**Instruction**
Pick out the lines below that include the string "Кумкумади".

Extracted data entries:

┏━━

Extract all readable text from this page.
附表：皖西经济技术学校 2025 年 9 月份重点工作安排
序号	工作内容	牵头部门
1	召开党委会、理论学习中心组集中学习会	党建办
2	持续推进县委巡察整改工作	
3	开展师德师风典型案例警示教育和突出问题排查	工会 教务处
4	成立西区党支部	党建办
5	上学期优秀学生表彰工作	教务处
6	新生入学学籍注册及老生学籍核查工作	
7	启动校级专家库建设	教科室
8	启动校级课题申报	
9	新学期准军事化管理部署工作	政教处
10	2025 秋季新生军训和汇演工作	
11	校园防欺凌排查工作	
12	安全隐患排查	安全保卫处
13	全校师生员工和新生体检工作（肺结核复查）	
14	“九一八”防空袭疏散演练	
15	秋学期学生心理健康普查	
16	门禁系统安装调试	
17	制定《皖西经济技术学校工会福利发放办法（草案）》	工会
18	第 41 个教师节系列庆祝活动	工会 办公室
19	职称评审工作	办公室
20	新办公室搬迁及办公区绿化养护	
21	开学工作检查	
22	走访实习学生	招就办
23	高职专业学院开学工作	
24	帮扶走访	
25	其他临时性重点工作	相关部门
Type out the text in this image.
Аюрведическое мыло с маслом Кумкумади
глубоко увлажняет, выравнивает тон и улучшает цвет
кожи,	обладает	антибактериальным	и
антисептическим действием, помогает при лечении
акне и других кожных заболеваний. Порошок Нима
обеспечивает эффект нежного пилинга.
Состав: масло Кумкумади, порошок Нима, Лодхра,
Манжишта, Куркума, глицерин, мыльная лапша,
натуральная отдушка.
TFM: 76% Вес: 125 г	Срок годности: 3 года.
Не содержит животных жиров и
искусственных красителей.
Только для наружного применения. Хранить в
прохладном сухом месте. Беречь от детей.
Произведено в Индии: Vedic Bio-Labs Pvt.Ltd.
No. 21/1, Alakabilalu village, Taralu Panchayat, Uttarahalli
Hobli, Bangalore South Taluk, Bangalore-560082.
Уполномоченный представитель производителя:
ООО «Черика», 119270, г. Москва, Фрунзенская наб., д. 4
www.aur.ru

┗━━
┏━━

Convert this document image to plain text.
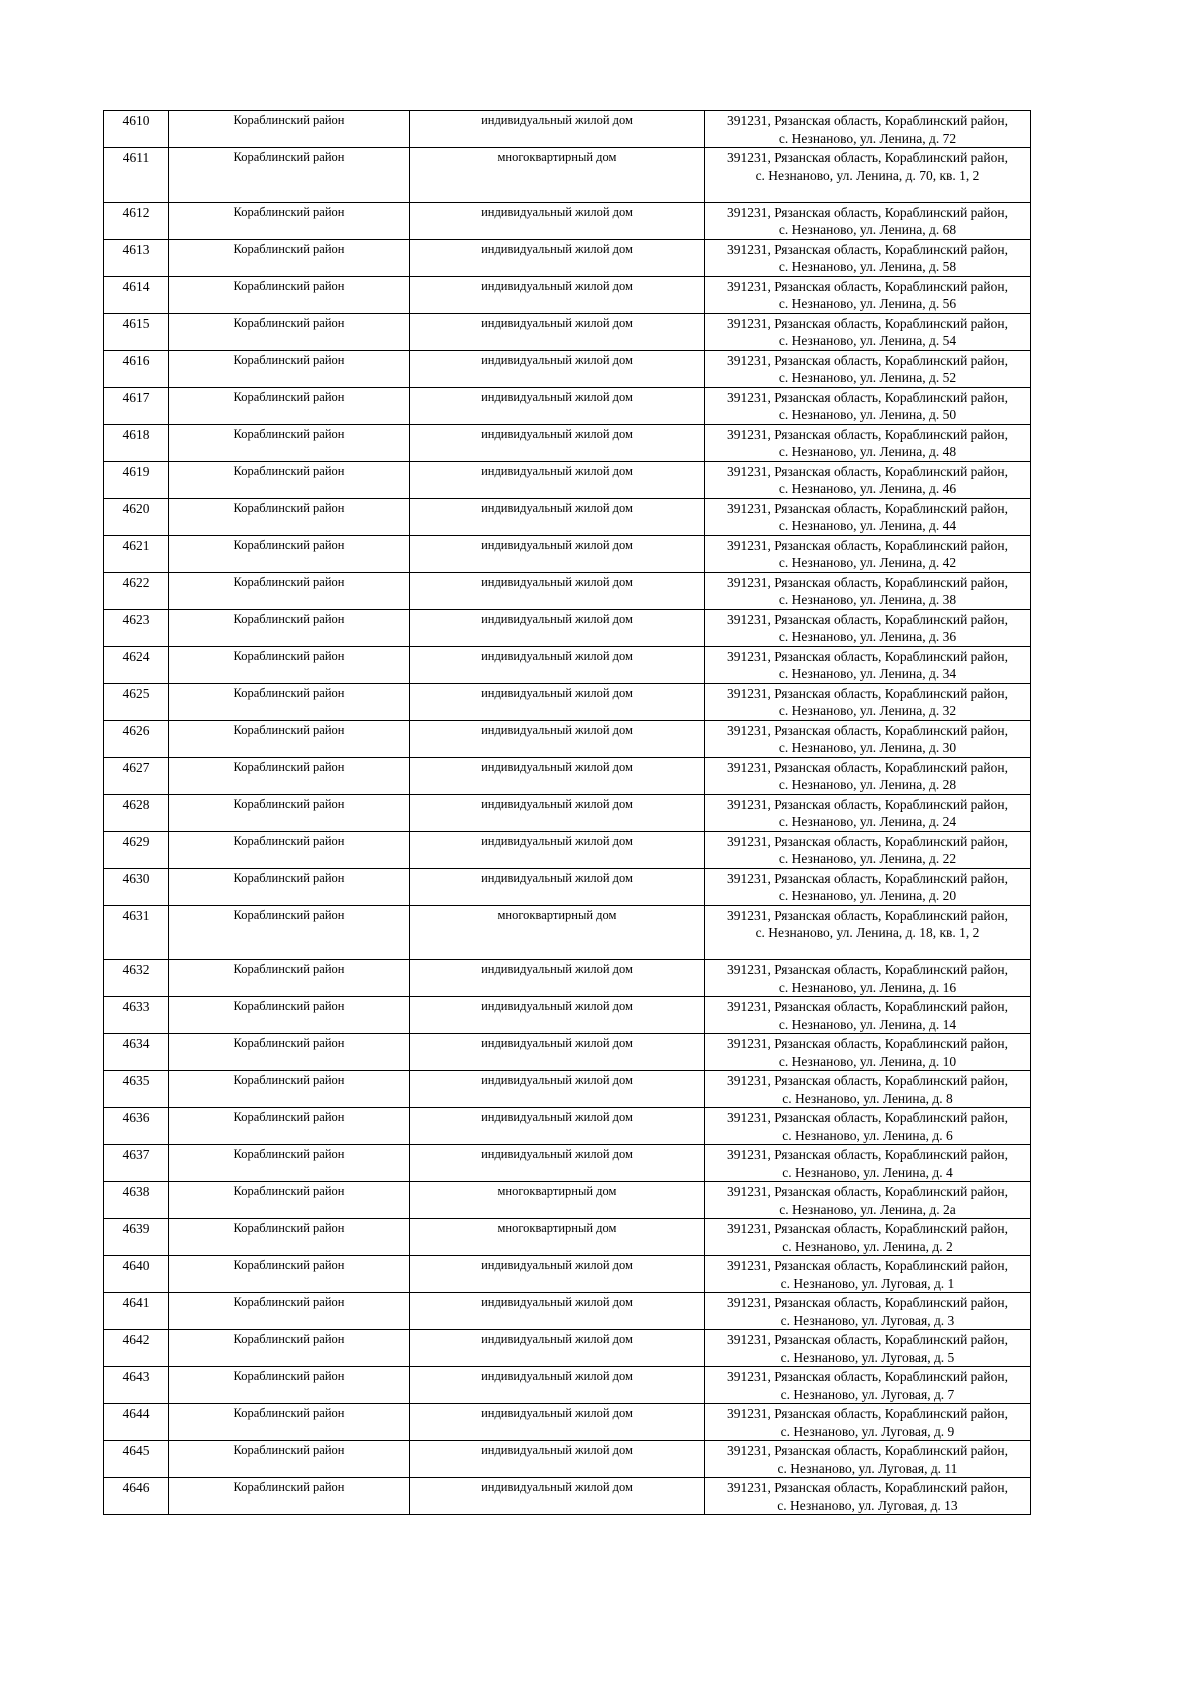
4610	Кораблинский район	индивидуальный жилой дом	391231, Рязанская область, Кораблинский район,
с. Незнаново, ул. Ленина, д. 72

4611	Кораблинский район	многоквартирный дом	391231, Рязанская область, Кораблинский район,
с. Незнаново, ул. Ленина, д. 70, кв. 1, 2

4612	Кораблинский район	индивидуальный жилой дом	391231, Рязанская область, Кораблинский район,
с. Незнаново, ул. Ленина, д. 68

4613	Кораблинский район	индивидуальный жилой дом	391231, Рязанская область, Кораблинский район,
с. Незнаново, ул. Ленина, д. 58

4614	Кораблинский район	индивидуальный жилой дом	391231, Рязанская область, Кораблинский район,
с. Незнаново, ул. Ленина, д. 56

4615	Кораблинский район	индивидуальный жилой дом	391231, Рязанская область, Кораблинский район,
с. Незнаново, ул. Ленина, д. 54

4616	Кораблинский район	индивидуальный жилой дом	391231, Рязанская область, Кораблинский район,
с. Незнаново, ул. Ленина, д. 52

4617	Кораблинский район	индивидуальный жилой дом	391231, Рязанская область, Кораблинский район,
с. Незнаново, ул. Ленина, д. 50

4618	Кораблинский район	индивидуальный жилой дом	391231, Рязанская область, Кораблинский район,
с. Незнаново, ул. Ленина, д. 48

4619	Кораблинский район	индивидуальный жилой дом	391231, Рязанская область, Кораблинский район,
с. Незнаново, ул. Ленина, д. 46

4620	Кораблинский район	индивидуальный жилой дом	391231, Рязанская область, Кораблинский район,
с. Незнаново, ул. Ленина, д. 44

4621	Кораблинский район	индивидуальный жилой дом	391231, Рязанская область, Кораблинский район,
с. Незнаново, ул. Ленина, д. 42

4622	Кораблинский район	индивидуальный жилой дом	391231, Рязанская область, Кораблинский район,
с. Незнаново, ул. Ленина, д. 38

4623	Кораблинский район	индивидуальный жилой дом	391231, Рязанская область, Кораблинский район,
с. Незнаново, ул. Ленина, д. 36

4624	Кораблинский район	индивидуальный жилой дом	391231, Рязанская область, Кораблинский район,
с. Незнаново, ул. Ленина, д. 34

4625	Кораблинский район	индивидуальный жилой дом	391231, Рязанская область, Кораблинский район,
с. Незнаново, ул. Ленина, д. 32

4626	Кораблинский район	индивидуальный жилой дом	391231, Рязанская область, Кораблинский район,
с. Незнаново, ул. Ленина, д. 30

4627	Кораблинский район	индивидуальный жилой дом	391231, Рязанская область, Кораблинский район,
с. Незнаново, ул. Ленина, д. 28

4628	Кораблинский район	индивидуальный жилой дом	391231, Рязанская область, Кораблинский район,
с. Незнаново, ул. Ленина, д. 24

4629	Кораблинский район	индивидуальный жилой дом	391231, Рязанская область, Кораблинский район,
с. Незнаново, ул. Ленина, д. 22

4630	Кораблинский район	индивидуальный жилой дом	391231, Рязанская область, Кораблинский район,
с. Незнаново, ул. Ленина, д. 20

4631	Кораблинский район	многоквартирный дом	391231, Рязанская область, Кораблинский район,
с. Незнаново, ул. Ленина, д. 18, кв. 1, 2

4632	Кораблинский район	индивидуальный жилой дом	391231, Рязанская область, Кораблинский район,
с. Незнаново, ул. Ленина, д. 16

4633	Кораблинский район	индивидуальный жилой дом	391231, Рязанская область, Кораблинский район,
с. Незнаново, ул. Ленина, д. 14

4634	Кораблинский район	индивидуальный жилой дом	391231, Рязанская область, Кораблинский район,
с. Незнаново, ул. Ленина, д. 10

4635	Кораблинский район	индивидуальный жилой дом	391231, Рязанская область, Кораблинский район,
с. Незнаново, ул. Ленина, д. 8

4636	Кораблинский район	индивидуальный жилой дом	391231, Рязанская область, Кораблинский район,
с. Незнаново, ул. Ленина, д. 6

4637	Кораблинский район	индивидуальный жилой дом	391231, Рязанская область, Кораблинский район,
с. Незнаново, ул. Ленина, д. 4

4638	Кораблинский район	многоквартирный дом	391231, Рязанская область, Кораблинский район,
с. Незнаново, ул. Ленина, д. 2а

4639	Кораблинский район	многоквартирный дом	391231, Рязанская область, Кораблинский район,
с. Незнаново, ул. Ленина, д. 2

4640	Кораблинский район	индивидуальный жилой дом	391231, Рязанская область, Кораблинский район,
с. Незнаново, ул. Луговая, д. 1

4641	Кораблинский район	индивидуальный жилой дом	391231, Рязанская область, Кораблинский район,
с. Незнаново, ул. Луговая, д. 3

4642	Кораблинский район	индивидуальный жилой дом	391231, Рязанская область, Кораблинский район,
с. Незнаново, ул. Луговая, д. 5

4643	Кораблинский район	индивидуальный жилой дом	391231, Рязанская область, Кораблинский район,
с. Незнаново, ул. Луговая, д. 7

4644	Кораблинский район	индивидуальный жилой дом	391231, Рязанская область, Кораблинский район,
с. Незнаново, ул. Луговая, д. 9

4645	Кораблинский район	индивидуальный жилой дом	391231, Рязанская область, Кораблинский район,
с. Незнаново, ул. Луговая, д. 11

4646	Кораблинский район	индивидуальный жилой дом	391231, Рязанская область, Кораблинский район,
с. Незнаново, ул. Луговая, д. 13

┗━━

**Complete response**
Аюрведическое мыло с маслом Кумкумади
Состав: масло Кумкумади, порошок Нима, Лодхра,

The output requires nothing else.